Data in this exercise:
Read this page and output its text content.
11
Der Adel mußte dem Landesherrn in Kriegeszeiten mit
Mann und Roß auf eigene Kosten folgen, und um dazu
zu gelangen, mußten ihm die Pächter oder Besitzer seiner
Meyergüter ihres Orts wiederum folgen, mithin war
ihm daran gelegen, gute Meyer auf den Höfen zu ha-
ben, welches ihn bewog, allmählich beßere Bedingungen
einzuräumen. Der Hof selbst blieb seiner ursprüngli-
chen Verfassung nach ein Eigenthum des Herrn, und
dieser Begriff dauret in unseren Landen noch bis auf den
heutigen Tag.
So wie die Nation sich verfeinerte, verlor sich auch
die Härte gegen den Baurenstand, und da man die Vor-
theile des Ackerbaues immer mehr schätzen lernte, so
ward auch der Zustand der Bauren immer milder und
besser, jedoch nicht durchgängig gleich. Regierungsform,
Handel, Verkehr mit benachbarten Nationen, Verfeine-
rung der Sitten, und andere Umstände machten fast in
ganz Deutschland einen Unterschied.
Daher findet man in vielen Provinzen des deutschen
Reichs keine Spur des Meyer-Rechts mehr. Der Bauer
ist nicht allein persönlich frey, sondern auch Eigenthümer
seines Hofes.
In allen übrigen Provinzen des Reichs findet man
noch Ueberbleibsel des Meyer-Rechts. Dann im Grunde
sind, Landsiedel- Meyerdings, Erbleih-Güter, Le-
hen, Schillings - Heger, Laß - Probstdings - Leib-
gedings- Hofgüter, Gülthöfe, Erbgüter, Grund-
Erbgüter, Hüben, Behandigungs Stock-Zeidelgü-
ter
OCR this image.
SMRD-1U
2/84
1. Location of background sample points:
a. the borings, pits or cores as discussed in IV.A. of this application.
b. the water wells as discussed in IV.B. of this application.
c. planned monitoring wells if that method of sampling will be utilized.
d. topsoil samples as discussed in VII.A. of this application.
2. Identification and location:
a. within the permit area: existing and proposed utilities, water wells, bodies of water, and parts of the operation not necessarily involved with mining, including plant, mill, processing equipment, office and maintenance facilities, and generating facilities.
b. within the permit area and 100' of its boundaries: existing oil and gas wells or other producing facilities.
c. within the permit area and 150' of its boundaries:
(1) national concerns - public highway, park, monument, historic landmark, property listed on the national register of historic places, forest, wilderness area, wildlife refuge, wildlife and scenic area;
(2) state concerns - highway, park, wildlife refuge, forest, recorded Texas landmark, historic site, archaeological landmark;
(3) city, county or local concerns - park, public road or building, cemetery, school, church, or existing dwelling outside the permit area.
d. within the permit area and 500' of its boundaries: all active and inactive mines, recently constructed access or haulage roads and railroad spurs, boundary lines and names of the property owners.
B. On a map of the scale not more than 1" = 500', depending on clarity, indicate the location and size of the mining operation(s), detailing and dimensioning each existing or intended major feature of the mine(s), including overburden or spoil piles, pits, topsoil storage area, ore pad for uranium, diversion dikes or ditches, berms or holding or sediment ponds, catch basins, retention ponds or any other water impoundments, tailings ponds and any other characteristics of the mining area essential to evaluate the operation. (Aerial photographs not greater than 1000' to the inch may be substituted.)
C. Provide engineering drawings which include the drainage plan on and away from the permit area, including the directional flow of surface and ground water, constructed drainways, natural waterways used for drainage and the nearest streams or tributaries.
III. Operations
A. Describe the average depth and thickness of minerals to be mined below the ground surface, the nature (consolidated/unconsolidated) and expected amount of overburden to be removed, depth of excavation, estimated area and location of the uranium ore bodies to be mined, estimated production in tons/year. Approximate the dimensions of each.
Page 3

Task brief: Write every line of the material above again, exactly.

Solution to this task:
Read this page and output its text content.
11
Der Adel mußte dem Landesherrn in Kriegeszeiten mit
Mann und Roß auf eigene Kosten folgen, und um dazu
zu gelangen, mußten ihm die Pächter oder Besitzer seiner
Meyergüter ihres Orts wiederum folgen, mithin war
ihm daran gelegen, gute Meyer auf den Höfen zu ha-
ben, welches ihn bewog, allmählich beßere Bedingungen
einzuräumen. Der Hof selbst blieb seiner ursprüngli-
chen Verfassung nach ein Eigenthum des Herrn, und
dieser Begriff dauret in unseren Landen noch bis auf den
heutigen Tag.
So wie die Nation sich verfeinerte, verlor sich auch
die Härte gegen den Baurenstand, und da man die Vor-
theile des Ackerbaues immer mehr schätzen lernte, so
ward auch der Zustand der Bauren immer milder und
besser, jedoch nicht durchgängig gleich. Regierungsform,
Handel, Verkehr mit benachbarten Nationen, Verfeine-
rung der Sitten, und andere Umstände machten fast in
ganz Deutschland einen Unterschied.
Daher findet man in vielen Provinzen des deutschen
Reichs keine Spur des Meyer-Rechts mehr. Der Bauer
ist nicht allein persönlich frey, sondern auch Eigenthümer
seines Hofes.
In allen übrigen Provinzen des Reichs findet man
noch Ueberbleibsel des Meyer-Rechts. Dann im Grunde
sind, Landsiedel- Meyerdings, Erbleih-Güter, Le-
hen, Schillings - Heger, Laß - Probstdings - Leib-
gedings- Hofgüter, Gülthöfe, Erbgüter, Grund-
Erbgüter, Hüben, Behandigungs Stock-Zeidelgü-
ter
OCR this image.
SMRD-1U
2/84
1. Location of background sample points:
a. the borings, pits or cores as discussed in IV.A. of this application.
b. the water wells as discussed in IV.B. of this application.
c. planned monitoring wells if that method of sampling will be utilized.
d. topsoil samples as discussed in VII.A. of this application.
2. Identification and location:
a. within the permit area: existing and proposed utilities, water wells, bodies of water, and parts of the operation not necessarily involved with mining, including plant, mill, processing equipment, office and maintenance facilities, and generating facilities.
b. within the permit area and 100' of its boundaries: existing oil and gas wells or other producing facilities.
c. within the permit area and 150' of its boundaries:
(1) national concerns - public highway, park, monument, historic landmark, property listed on the national register of historic places, forest, wilderness area, wildlife refuge, wildlife and scenic area;
(2) state concerns - highway, park, wildlife refuge, forest, recorded Texas landmark, historic site, archaeological landmark;
(3) city, county or local concerns - park, public road or building, cemetery, school, church, or existing dwelling outside the permit area.
d. within the permit area and 500' of its boundaries: all active and inactive mines, recently constructed access or haulage roads and railroad spurs, boundary lines and names of the property owners.
B. On a map of the scale not more than 1" = 500', depending on clarity, indicate the location and size of the mining operation(s), detailing and dimensioning each existing or intended major feature of the mine(s), including overburden or spoil piles, pits, topsoil storage area, ore pad for uranium, diversion dikes or ditches, berms or holding or sediment ponds, catch basins, retention ponds or any other water impoundments, tailings ponds and any other characteristics of the mining area essential to evaluate the operation. (Aerial photographs not greater than 1000' to the inch may be substituted.)
C. Provide engineering drawings which include the drainage plan on and away from the permit area, including the directional flow of surface and ground water, constructed drainways, natural waterways used for drainage and the nearest streams or tributaries.
III. Operations
A. Describe the average depth and thickness of minerals to be mined below the ground surface, the nature (consolidated/unconsolidated) and expected amount of overburden to be removed, depth of excavation, estimated area and location of the uranium ore bodies to be mined, estimated production in tons/year. Approximate the dimensions of each.
Page 3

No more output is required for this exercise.